## AIM
Each entry should be quoted word for word, including every mark of punctuation.

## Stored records
________________
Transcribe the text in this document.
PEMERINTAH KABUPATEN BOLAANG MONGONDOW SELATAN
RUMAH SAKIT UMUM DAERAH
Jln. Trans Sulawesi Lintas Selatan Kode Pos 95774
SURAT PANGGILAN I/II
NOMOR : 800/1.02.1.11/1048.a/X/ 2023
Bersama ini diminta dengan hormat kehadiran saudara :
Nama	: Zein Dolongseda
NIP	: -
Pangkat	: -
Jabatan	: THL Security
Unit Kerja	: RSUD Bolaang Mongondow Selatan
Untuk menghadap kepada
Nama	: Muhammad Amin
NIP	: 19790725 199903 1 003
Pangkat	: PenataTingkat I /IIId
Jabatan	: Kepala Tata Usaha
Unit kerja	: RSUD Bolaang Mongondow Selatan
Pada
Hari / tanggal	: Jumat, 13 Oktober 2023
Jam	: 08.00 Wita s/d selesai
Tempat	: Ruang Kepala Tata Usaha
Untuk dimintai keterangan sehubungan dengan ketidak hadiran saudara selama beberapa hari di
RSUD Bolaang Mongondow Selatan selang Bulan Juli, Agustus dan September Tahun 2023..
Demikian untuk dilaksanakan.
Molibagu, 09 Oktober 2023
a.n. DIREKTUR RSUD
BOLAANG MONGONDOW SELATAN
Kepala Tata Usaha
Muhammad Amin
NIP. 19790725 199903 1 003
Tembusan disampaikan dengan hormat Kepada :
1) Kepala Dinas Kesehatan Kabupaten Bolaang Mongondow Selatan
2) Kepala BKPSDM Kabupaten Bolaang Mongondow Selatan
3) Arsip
________________
## TASK SOLUTION
Transcribe the text in this document.
PEMERINTAH KABUPATEN BOLAANG MONGONDOW SELATAN
RUMAH SAKIT UMUM DAERAH
Jln. Trans Sulawesi Lintas Selatan Kode Pos 95774
SURAT PANGGILAN I/II
NOMOR : 800/1.02.1.11/1048.a/X/ 2023
Bersama ini diminta dengan hormat kehadiran saudara :
Nama	: Zein Dolongseda
NIP	: -
Pangkat	: -
Jabatan	: THL Security
Unit Kerja	: RSUD Bolaang Mongondow Selatan
Untuk menghadap kepada
Nama	: Muhammad Amin
NIP	: 19790725 199903 1 003
Pangkat	: PenataTingkat I /IIId
Jabatan	: Kepala Tata Usaha
Unit kerja	: RSUD Bolaang Mongondow Selatan
Pada
Hari / tanggal	: Jumat, 13 Oktober 2023
Jam	: 08.00 Wita s/d selesai
Tempat	: Ruang Kepala Tata Usaha
Untuk dimintai keterangan sehubungan dengan ketidak hadiran saudara selama beberapa hari di
RSUD Bolaang Mongondow Selatan selang Bulan Juli, Agustus dan September Tahun 2023..
Demikian untuk dilaksanakan.
Molibagu, 09 Oktober 2023
a.n. DIREKTUR RSUD
BOLAANG MONGONDOW SELATAN
Kepala Tata Usaha
Muhammad Amin
NIP. 19790725 199903 1 003
Tembusan disampaikan dengan hormat Kepada :
1) Kepala Dinas Kesehatan Kabupaten Bolaang Mongondow Selatan
2) Kepala BKPSDM Kabupaten Bolaang Mongondow Selatan
3) Arsip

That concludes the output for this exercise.